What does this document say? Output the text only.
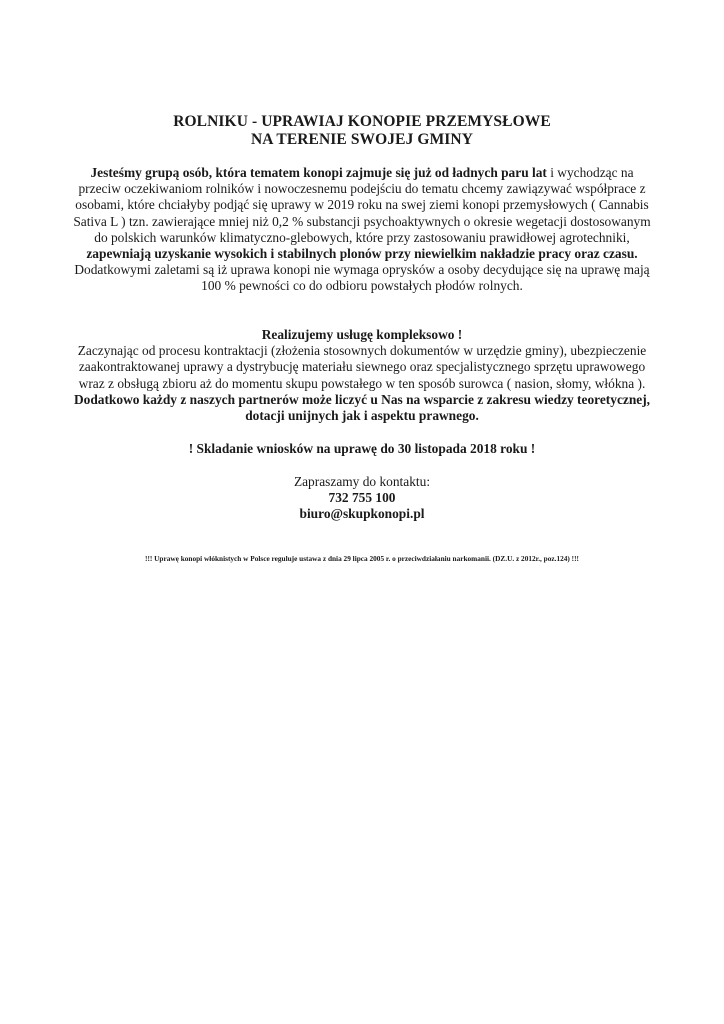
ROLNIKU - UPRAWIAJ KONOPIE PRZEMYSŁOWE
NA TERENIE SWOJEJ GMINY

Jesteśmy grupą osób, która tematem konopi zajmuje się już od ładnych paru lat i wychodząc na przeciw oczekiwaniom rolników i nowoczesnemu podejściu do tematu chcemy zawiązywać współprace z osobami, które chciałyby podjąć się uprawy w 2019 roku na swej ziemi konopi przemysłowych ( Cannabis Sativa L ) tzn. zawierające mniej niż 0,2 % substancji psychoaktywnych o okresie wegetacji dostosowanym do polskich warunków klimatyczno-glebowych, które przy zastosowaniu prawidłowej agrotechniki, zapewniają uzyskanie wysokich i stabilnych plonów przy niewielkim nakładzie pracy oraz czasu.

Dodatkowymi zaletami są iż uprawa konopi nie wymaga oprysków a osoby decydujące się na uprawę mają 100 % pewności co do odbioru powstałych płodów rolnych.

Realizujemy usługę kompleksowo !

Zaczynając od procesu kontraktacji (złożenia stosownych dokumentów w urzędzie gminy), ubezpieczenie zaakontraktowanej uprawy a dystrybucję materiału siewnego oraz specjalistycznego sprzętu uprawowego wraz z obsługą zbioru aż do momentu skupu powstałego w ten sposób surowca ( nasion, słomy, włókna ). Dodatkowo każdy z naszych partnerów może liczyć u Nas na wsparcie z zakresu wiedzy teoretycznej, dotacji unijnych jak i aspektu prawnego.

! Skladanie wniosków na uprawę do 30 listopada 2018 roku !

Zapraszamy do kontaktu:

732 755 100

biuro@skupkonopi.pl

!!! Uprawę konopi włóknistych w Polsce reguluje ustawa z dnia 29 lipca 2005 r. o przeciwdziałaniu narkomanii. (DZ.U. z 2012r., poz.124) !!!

━━━━━━━━━━

Images do not belong in the copy; reproduce all other parts of the records above verbatim.

What does this document say? Output the text only.
ROLNIKU - UPRAWIAJ KONOPIE PRZEMYSŁOWE
NA TERENIE SWOJEJ GMINY

Jesteśmy grupą osób, która tematem konopi zajmuje się już od ładnych paru lat i wychodząc na przeciw oczekiwaniom rolników i nowoczesnemu podejściu do tematu chcemy zawiązywać współprace z osobami, które chciałyby podjąć się uprawy w 2019 roku na swej ziemi konopi przemysłowych ( Cannabis Sativa L ) tzn. zawierające mniej niż 0,2 % substancji psychoaktywnych o okresie wegetacji dostosowanym do polskich warunków klimatyczno-glebowych, które przy zastosowaniu prawidłowej agrotechniki, zapewniają uzyskanie wysokich i stabilnych plonów przy niewielkim nakładzie pracy oraz czasu.

Dodatkowymi zaletami są iż uprawa konopi nie wymaga oprysków a osoby decydujące się na uprawę mają 100 % pewności co do odbioru powstałych płodów rolnych.

Realizujemy usługę kompleksowo !

Zaczynając od procesu kontraktacji (złożenia stosownych dokumentów w urzędzie gminy), ubezpieczenie zaakontraktowanej uprawy a dystrybucję materiału siewnego oraz specjalistycznego sprzętu uprawowego wraz z obsługą zbioru aż do momentu skupu powstałego w ten sposób surowca ( nasion, słomy, włókna ). Dodatkowo każdy z naszych partnerów może liczyć u Nas na wsparcie z zakresu wiedzy teoretycznej, dotacji unijnych jak i aspektu prawnego.

! Skladanie wniosków na uprawę do 30 listopada 2018 roku !

Zapraszamy do kontaktu:

732 755 100

biuro@skupkonopi.pl

!!! Uprawę konopi włóknistych w Polsce reguluje ustawa z dnia 29 lipca 2005 r. o przeciwdziałaniu narkomanii. (DZ.U. z 2012r., poz.124) !!!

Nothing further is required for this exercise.